**** Given data ****

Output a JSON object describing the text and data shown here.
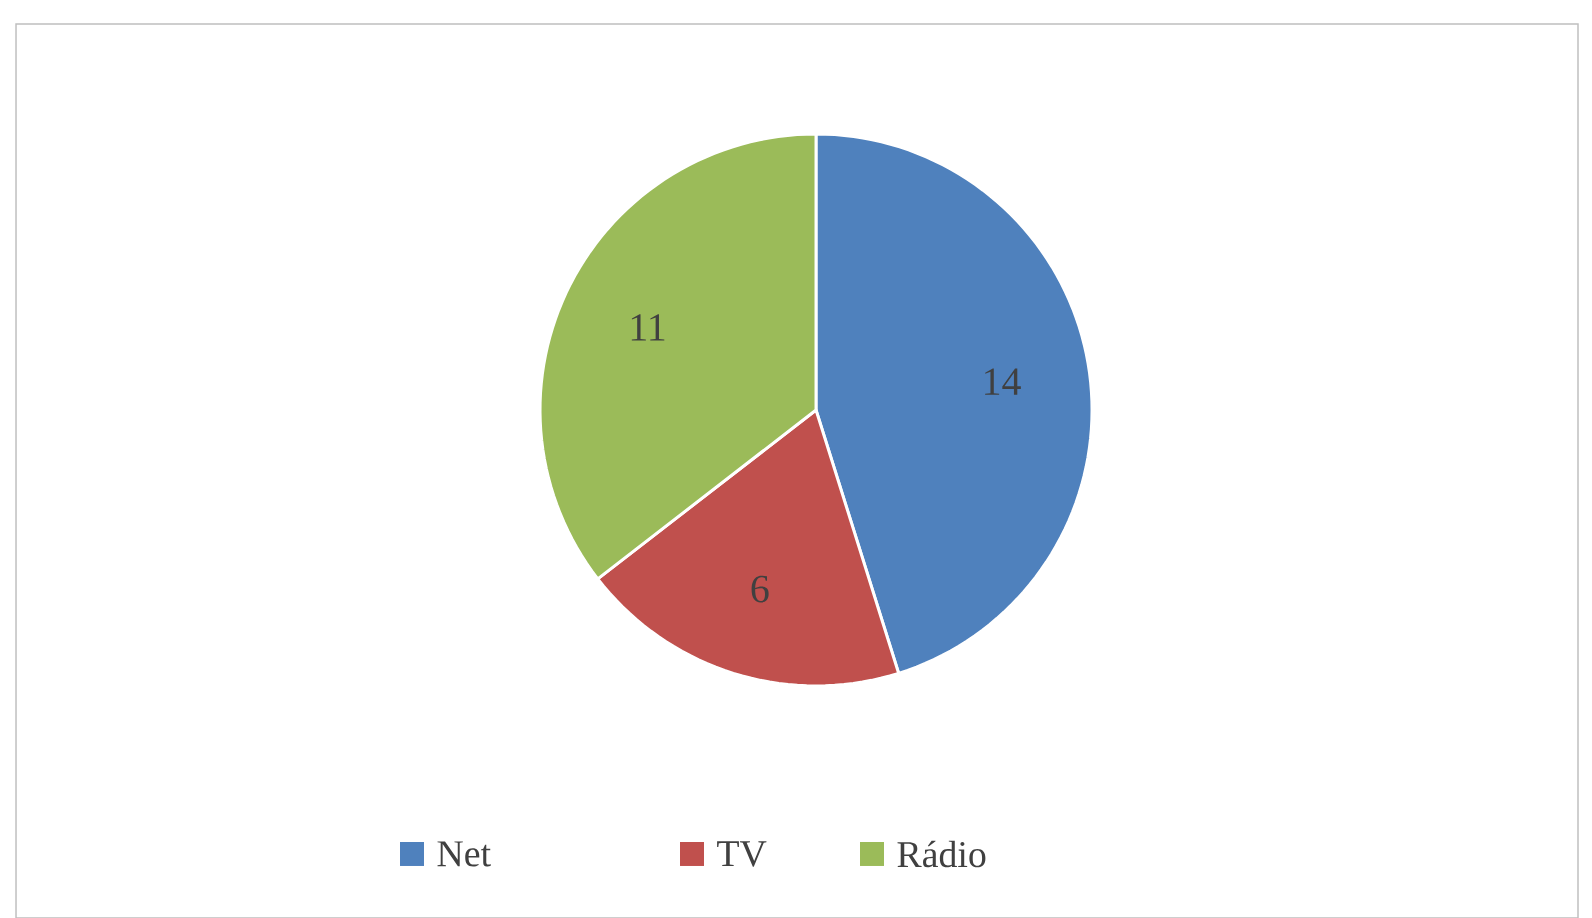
{
  "chart_data": {
    "type": "pie",
    "categories": [
      "Net",
      "TV",
      "Rádio"
    ],
    "values": [
      14,
      6,
      11
    ],
    "colors": [
      "#4f81bd",
      "#c0504d",
      "#9bbb59"
    ],
    "data_labels": true,
    "legend": "bottom"
  }
}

****

**Task goal:** All of the lines above should be retyped precisely, apart from the pictures.

**Result below:**
Output a JSON object describing the text and data shown here.
{
  "chart_data": {
    "type": "pie",
    "categories": [
      "Net",
      "TV",
      "Rádio"
    ],
    "values": [
      14,
      6,
      11
    ],
    "colors": [
      "#4f81bd",
      "#c0504d",
      "#9bbb59"
    ],
    "data_labels": true,
    "legend": "bottom"
  }
}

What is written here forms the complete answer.